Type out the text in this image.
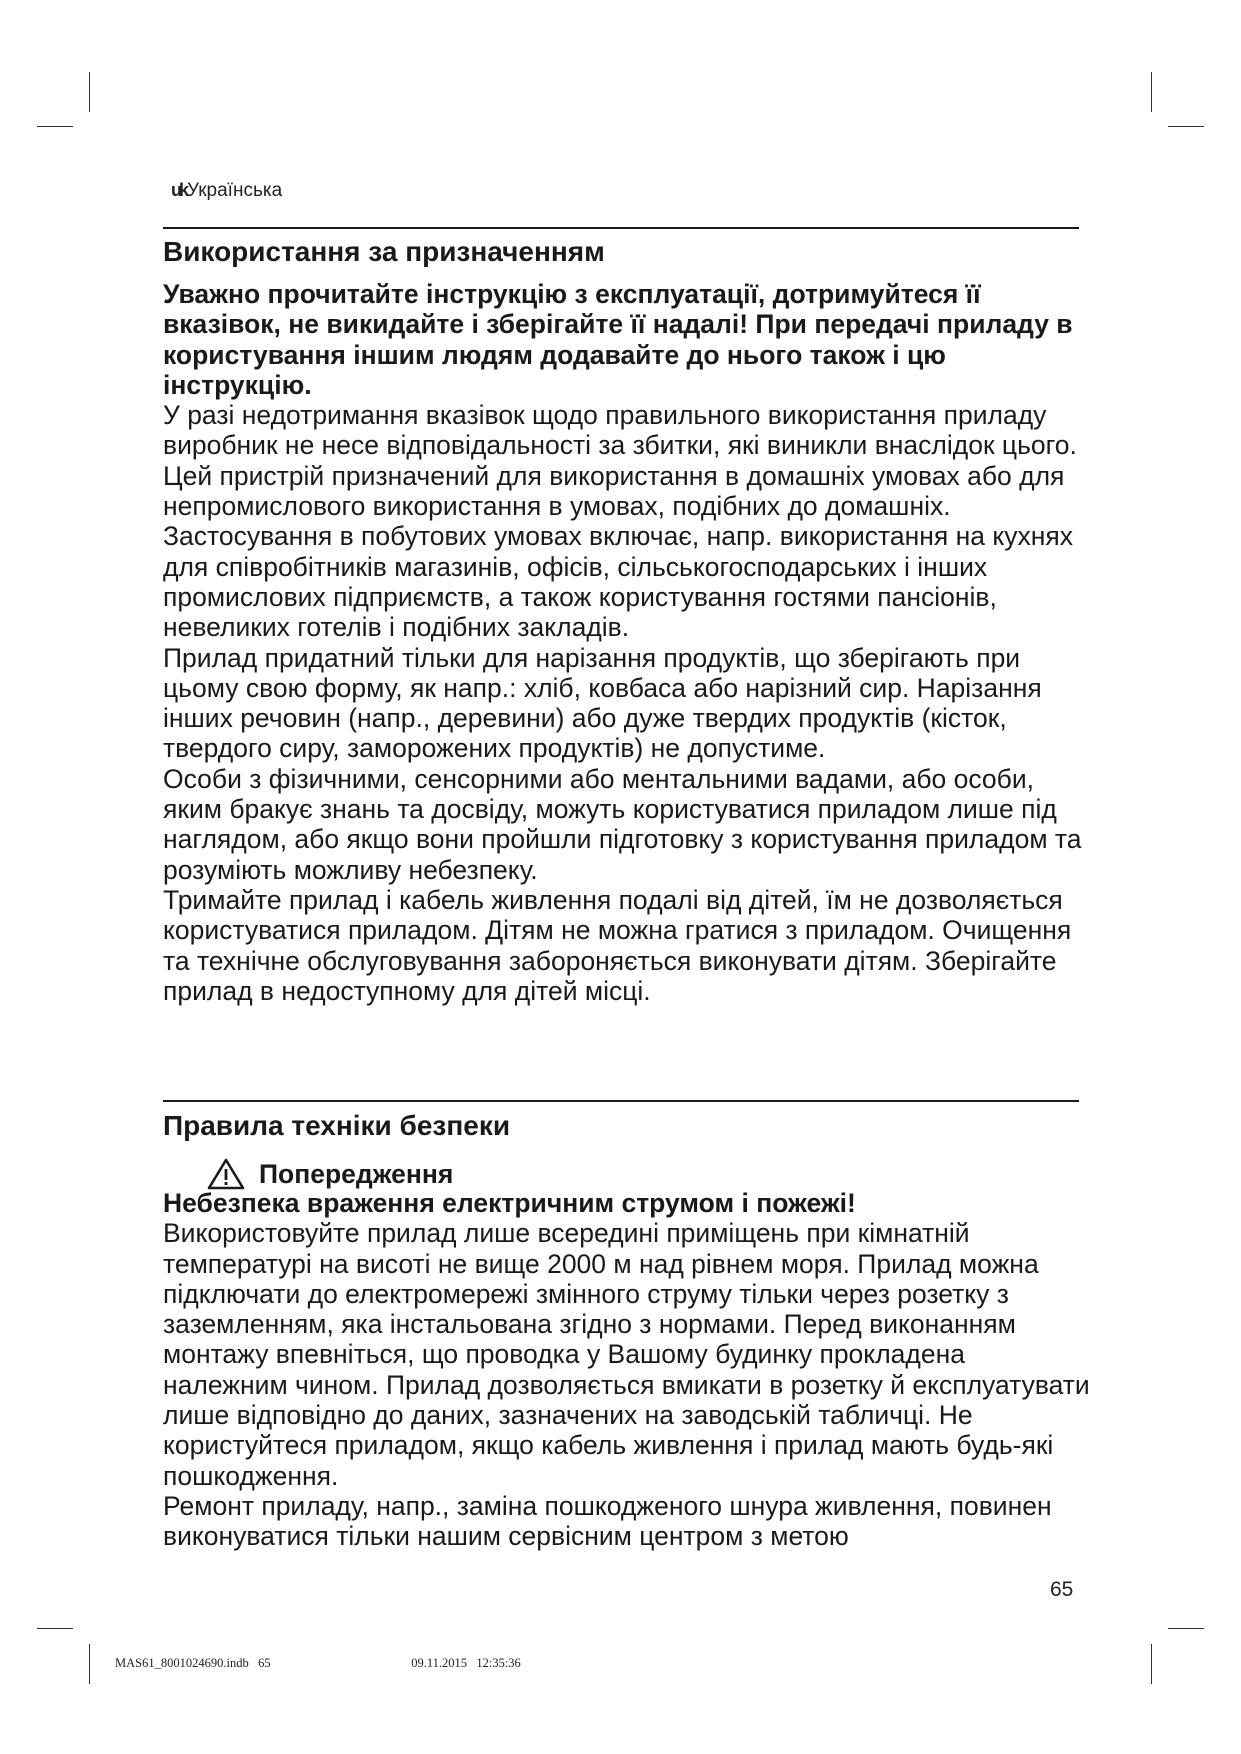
ukУкраїнська
Використання за призначенням

Уважно прочитайте інструкцію з експлуатації, дотримуйтеся її вказівок, не викидайте і зберігайте її надалі! При передачі приладу в користування іншим людям додавайте до нього також і цю інструкцію.

У разі недотримання вказівок щодо правильного використання приладу виробник не несе відповідальності за збитки, які виникли внаслідок цього.

Цей пристрій призначений для використання в домашніх умовах або для непромислового використання в умовах, подібних до домашніх. Застосування в побутових умовах включає, напр. використання на кухнях для співробітників магазинів, офісів, сільськогосподарських і інших промислових підприємств, а також користування гостями пансіонів, невеликих готелів і подібних закладів.

Прилад придатний тільки для нарізання продуктів, що зберігають при цьому свою форму, як напр.: хліб, ковбаса або нарізний сир. Нарізання інших речовин (напр., деревини) або дуже твердих продуктів (кісток, твердого сиру, заморожених продуктів) не допустиме.

Особи з фізичними, сенсорними або ментальними вадами, або особи, яким бракує знань та досвіду, можуть користуватися приладом лише під наглядом, або якщо вони пройшли підготовку з користування приладом та розуміють можливу небезпеку.

Тримайте прилад і кабель живлення подалі від дітей, їм не дозволяється користуватися приладом. Дітям не можна гратися з приладом. Очищення та технічне обслуговування забороняється виконувати дітям. Зберігайте прилад в недоступному для дітей місці.

Правила техніки безпеки
Попередження

Небезпека враження електричним струмом і пожежі!

Використовуйте прилад лише всередині приміщень при кімнатній температурі на висоті не вище 2000 м над рівнем моря. Прилад можна підключати до електромережі змінного струму тільки через розетку з заземленням, яка інстальована згідно з нормами. Перед виконанням монтажу впевніться, що проводка у Вашому будинку прокладена належним чином. Прилад дозволяється вмикати в розетку й експлуатувати лише відповідно до даних, зазначених на заводській табличці. Не користуйтеся приладом, якщо кабель живлення і прилад мають будь-які пошкодження.

Ремонт приладу, напр., заміна пошкодженого шнура живлення, повинен виконуватися тільки нашим сервісним центром з метою

65
MAS61_8001024690.indb   65                                             09.11.2015   12:35:36
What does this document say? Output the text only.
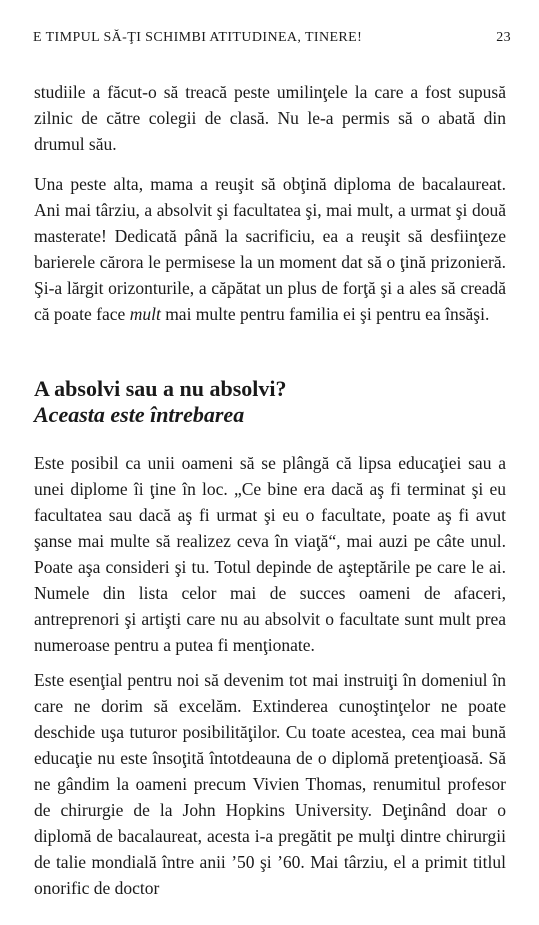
E TIMPUL SĂ-ŢI SCHIMBI ATITUDINEA, TINERE!	23

studiile a făcut-o să treacă peste umilinţele la care a fost supusă zilnic de către colegii de clasă. Nu le-a permis să o abată din drumul său.

Una peste alta, mama a reuşit să obţină diploma de bacalaureat. Ani mai târziu, a absolvit şi facultatea şi, mai mult, a urmat şi două masterate! Dedicată până la sacrificiu, ea a reuşit să desfiinţeze barierele cărora le permisese la un moment dat să o ţină prizonieră. Şi-a lărgit orizonturile, a căpătat un plus de forţă şi a ales să creadă că poate face mult mai multe pentru familia ei şi pentru ea însăşi.

A absolvi sau a nu absolvi?
Aceasta este întrebarea

Este posibil ca unii oameni să se plângă că lipsa educaţiei sau a unei diplome îi ţine în loc. „Ce bine era dacă aş fi terminat şi eu facultatea sau dacă aş fi urmat şi eu o facultate, poate aş fi avut şanse mai multe să realizez ceva în viaţă“, mai auzi pe câte unul. Poate aşa consideri şi tu. Totul depinde de aşteptările pe care le ai. Numele din lista celor mai de succes oameni de afaceri, antreprenori şi artişti care nu au absolvit o facultate sunt mult prea numeroase pentru a putea fi menţionate.

Este esenţial pentru noi să devenim tot mai instruiţi în domeniul în care ne dorim să excelăm. Extinderea cunoştinţelor ne poate deschide uşa tuturor posibilităţilor. Cu toate acestea, cea mai bună educaţie nu este însoţită întotdeauna de o diplomă pretenţioasă. Să ne gândim la oameni precum Vivien Thomas, renumitul profesor de chirurgie de la John Hopkins University. Deţinând doar o diplomă de bacalaureat, acesta i-a pregătit pe mulţi dintre chirurgii de talie mondială între anii ’50 şi ’60. Mai târziu, el a primit titlul onorific de doctor
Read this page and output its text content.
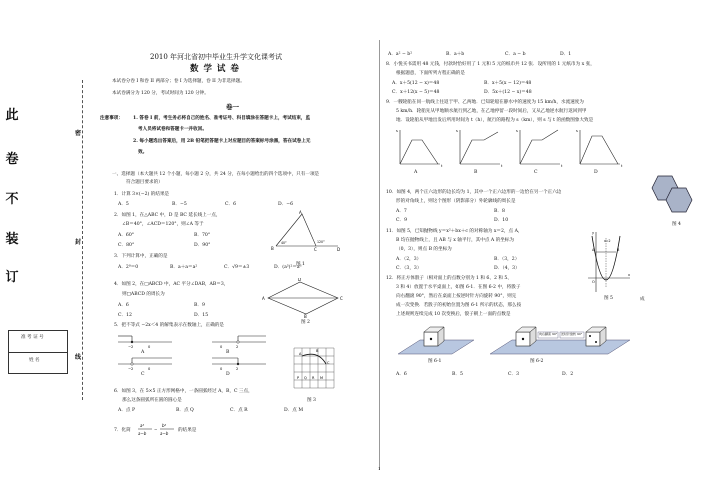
此
卷
不
装
订
密
封
线
准 考 证 号
姓 名
2010 年河北省初中毕业生升学文化课考试
数 学 试 卷
本试卷分卷 I 和卷 II 两部分；卷 I 为选择题，卷 II 为非选择题。
本试卷满分为 120 分，考试时间为 120 分钟。
卷一
注意事项： 1. 答卷 I 前，考生务必将自己的姓名、准考证号、科目填涂在答题卡上，考试结束，监
考人员将试卷和答题卡一并收回。
2. 每小题选出答案后，用 2B 铅笔把答题卡上对应题目的答案标号涂黑，答在试卷上无
效。
一、选择题（本大题共 12 个小题，每小题 2 分，共 24 分，在每小题给出的四个选项中，只有一项是
符合题目要求的）
1．计算 3×(−2) 的结果是
A．5	B．−5	C．6	D．−6
2．如图 1，在△ABC 中，D 是 BC 延长线上一点，
∠B＝40°，∠ACD＝120°，则∠A 等于
A．60°	B．70°
C．80°	D．90°
A
B	C	D
40°	120°
图 1
3．下列计算中，正确的是
A．2⁰＝0	B．a＋a＝a²	C．√9＝±3	D．(a³)²＝a⁶
4．如图 2，在□ABCD 中，AC 平分∠DAB，AB＝3，
则□ABCD 的周长为
A．6	B．9
C．12	D．15
A
D
C
B
图 2
5．把不等式 −2x＜4 的解集表示在数轴上，正确的是
−2	0	0	2
−2	0	0	2
A	B
C	D
A
B
C
P Q R M
图 3
6．如图 3，在 5×5 正方形网格中，一条圆弧经过 A，B，C 三点，
那么这条圆弧所在圆的圆心是
A．点 P	B．点 Q	C．点 R	D．点 M
7．化简
a²
a−b
−
b²
a−b
的结果是
A．a² − b²	B．a＋b	C．a − b	D．1
8．小悦买书需用 48 元钱，付款时恰好用了 1 元和 5 元的纸币共 12 张．设所用的 1 元纸币为 x 张，
根据题意，下面所列方程正确的是
A．x＋5(12 − x)＝48	B．x＋5(x − 12)＝48
C．x＋12(x − 5)＝48	D．5x＋(12 − x)＝48
9．一艘轮船在同一航线上往返于甲、乙两地．已知轮船在静水中的速度为 15 km/h，水流速度为
5 km/h．轮船先从甲地顺水航行到乙地，在乙地停留一段时间后，又从乙地逆水航行返回到甲
地．设轮船从甲地出发后所用时间为 t（h），航行的路程为 s（km），则 s 与 t 的函数图象大致是
s
t
s
t
s
t
s
t
A	B	C	D
图 4
10．如图 4，两个正六边形的边长均为 1，其中一个正六边形的一边恰在另一个正六边
形的对角线上，则这个图形（阴影部分）外轮廓线的周长是
A．7	B．8
C．9	D．10
11．如图 5，已知抛物线 y＝x²＋bx＋c 的对称轴为 x＝2，点 A，
B 均在抛物线上，且 AB 与 x 轴平行，其中点 A 的坐标为
（0，3），则点 B 的坐标为
A．（2，3）	B．（3，2）
C．（3，3）	D．（4，3）
y
x
A	B
O
x=2
图 5	成
12．将正方体骰子（相对面上的点数分别为 1 和 6、2 和 5、
3 和 4）放置于水平桌面上，如图 6-1．在图 6-2 中，将骰子
向右翻滚 90°，然后在桌面上按逆时针方向旋转 90°，则完
成一次变换．若骰子的初始位置为图 6-1 所示的状态，那么按
上述规则连续完成 10 次变换后，骰子朝上一面的点数是
向右翻滚 90° 逆时针旋转 90°
图 6-1	图 6-2
A．6	B．5	C．3	D．2
1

◆ Short problem ◆
Print each of the records above exactly as written, leaving no picture in the copy.

◆ The answer ◆
Type out the text in this image.
ukУкраїнська
Використання за призначенням

Уважно прочитайте інструкцію з експлуатації, дотримуйтеся її вказівок, не викидайте і зберігайте її надалі! При передачі приладу в користування іншим людям додавайте до нього також і цю інструкцію.

У разі недотримання вказівок щодо правильного використання приладу виробник не несе відповідальності за збитки, які виникли внаслідок цього.

Цей пристрій призначений для використання в домашніх умовах або для непромислового використання в умовах, подібних до домашніх. Застосування в побутових умовах включає, напр. використання на кухнях для співробітників магазинів, офісів, сільськогосподарських і інших промислових підприємств, а також користування гостями пансіонів, невеликих готелів і подібних закладів.

Прилад придатний тільки для нарізання продуктів, що зберігають при цьому свою форму, як напр.: хліб, ковбаса або нарізний сир. Нарізання інших речовин (напр., деревини) або дуже твердих продуктів (кісток, твердого сиру, заморожених продуктів) не допустиме.

Особи з фізичними, сенсорними або ментальними вадами, або особи, яким бракує знань та досвіду, можуть користуватися приладом лише під наглядом, або якщо вони пройшли підготовку з користування приладом та розуміють можливу небезпеку.

Тримайте прилад і кабель живлення подалі від дітей, їм не дозволяється користуватися приладом. Дітям не можна гратися з приладом. Очищення та технічне обслуговування забороняється виконувати дітям. Зберігайте прилад в недоступному для дітей місці.

Правила техніки безпеки
Попередження

Небезпека враження електричним струмом і пожежі!

Використовуйте прилад лише всередині приміщень при кімнатній температурі на висоті не вище 2000 м над рівнем моря. Прилад можна підключати до електромережі змінного струму тільки через розетку з заземленням, яка інстальована згідно з нормами. Перед виконанням монтажу впевніться, що проводка у Вашому будинку прокладена належним чином. Прилад дозволяється вмикати в розетку й експлуатувати лише відповідно до даних, зазначених на заводській табличці. Не користуйтеся приладом, якщо кабель живлення і прилад мають будь-які пошкодження.

Ремонт приладу, напр., заміна пошкодженого шнура живлення, повинен виконуватися тільки нашим сервісним центром з метою

65
MAS61_8001024690.indb   65                                             09.11.2015   12:35:36
What does this document say? Output the text only.
E TIMPUL SĂ-ŢI SCHIMBI ATITUDINEA, TINERE!	23

studiile a făcut-o să treacă peste umilinţele la care a fost supusă zilnic de către colegii de clasă. Nu le-a permis să o abată din drumul său.

Una peste alta, mama a reuşit să obţină diploma de bacalaureat. Ani mai târziu, a absolvit şi facultatea şi, mai mult, a urmat şi două masterate! Dedicată până la sacrificiu, ea a reuşit să desfiinţeze barierele cărora le permisese la un moment dat să o ţină prizonieră. Şi-a lărgit orizonturile, a căpătat un plus de forţă şi a ales să creadă că poate face mult mai multe pentru familia ei şi pentru ea însăşi.

A absolvi sau a nu absolvi?
Aceasta este întrebarea

Este posibil ca unii oameni să se plângă că lipsa educaţiei sau a unei diplome îi ţine în loc. „Ce bine era dacă aş fi terminat şi eu facultatea sau dacă aş fi urmat şi eu o facultate, poate aş fi avut şanse mai multe să realizez ceva în viaţă“, mai auzi pe câte unul. Poate aşa consideri şi tu. Totul depinde de aşteptările pe care le ai. Numele din lista celor mai de succes oameni de afaceri, antreprenori şi artişti care nu au absolvit o facultate sunt mult prea numeroase pentru a putea fi menţionate.

Este esenţial pentru noi să devenim tot mai instruiţi în domeniul în care ne dorim să excelăm. Extinderea cunoştinţelor ne poate deschide uşa tuturor posibilităţilor. Cu toate acestea, cea mai bună educaţie nu este însoţită întotdeauna de o diplomă pretenţioasă. Să ne gândim la oameni precum Vivien Thomas, renumitul profesor de chirurgie de la John Hopkins University. Deţinând doar o diplomă de bacalaureat, acesta i-a pregătit pe mulţi dintre chirurgii de talie mondială între anii ’50 şi ’60. Mai târziu, el a primit titlul onorific de doctor
Read this page and output its text content.
此
卷
不
装
订
密
封
线
准 考 证 号
姓 名
2010 年河北省初中毕业生升学文化课考试
数 学 试 卷
本试卷分卷 I 和卷 II 两部分；卷 I 为选择题，卷 II 为非选择题。
本试卷满分为 120 分，考试时间为 120 分钟。
卷一
注意事项： 1. 答卷 I 前，考生务必将自己的姓名、准考证号、科目填涂在答题卡上，考试结束，监
考人员将试卷和答题卡一并收回。
2. 每小题选出答案后，用 2B 铅笔把答题卡上对应题目的答案标号涂黑，答在试卷上无
效。
一、选择题（本大题共 12 个小题，每小题 2 分，共 24 分，在每小题给出的四个选项中，只有一项是
符合题目要求的）
1．计算 3×(−2) 的结果是
A．5	B．−5	C．6	D．−6
2．如图 1，在△ABC 中，D 是 BC 延长线上一点，
∠B＝40°，∠ACD＝120°，则∠A 等于
A．60°	B．70°
C．80°	D．90°
A
B	C	D
40°	120°
图 1
3．下列计算中，正确的是
A．2⁰＝0	B．a＋a＝a²	C．√9＝±3	D．(a³)²＝a⁶
4．如图 2，在□ABCD 中，AC 平分∠DAB，AB＝3，
则□ABCD 的周长为
A．6	B．9
C．12	D．15
A
D
C
B
图 2
5．把不等式 −2x＜4 的解集表示在数轴上，正确的是
−2	0	0	2
−2	0	0	2
A	B
C	D
A
B
C
P Q R M
图 3
6．如图 3，在 5×5 正方形网格中，一条圆弧经过 A，B，C 三点，
那么这条圆弧所在圆的圆心是
A．点 P	B．点 Q	C．点 R	D．点 M
7．化简
a²
a−b
−
b²
a−b
的结果是
A．a² − b²	B．a＋b	C．a − b	D．1
8．小悦买书需用 48 元钱，付款时恰好用了 1 元和 5 元的纸币共 12 张．设所用的 1 元纸币为 x 张，
根据题意，下面所列方程正确的是
A．x＋5(12 − x)＝48	B．x＋5(x − 12)＝48
C．x＋12(x − 5)＝48	D．5x＋(12 − x)＝48
9．一艘轮船在同一航线上往返于甲、乙两地．已知轮船在静水中的速度为 15 km/h，水流速度为
5 km/h．轮船先从甲地顺水航行到乙地，在乙地停留一段时间后，又从乙地逆水航行返回到甲
地．设轮船从甲地出发后所用时间为 t（h），航行的路程为 s（km），则 s 与 t 的函数图象大致是
s
t
s
t
s
t
s
t
A	B	C	D
图 4
10．如图 4，两个正六边形的边长均为 1，其中一个正六边形的一边恰在另一个正六边
形的对角线上，则这个图形（阴影部分）外轮廓线的周长是
A．7	B．8
C．9	D．10
11．如图 5，已知抛物线 y＝x²＋bx＋c 的对称轴为 x＝2，点 A，
B 均在抛物线上，且 AB 与 x 轴平行，其中点 A 的坐标为
（0，3），则点 B 的坐标为
A．（2，3）	B．（3，2）
C．（3，3）	D．（4，3）
y
x
A	B
O
x=2
图 5	成
12．将正方体骰子（相对面上的点数分别为 1 和 6、2 和 5、
3 和 4）放置于水平桌面上，如图 6-1．在图 6-2 中，将骰子
向右翻滚 90°，然后在桌面上按逆时针方向旋转 90°，则完
成一次变换．若骰子的初始位置为图 6-1 所示的状态，那么按
上述规则连续完成 10 次变换后，骰子朝上一面的点数是
向右翻滚 90° 逆时针旋转 90°
图 6-1	图 6-2
A．6	B．5	C．3	D．2
1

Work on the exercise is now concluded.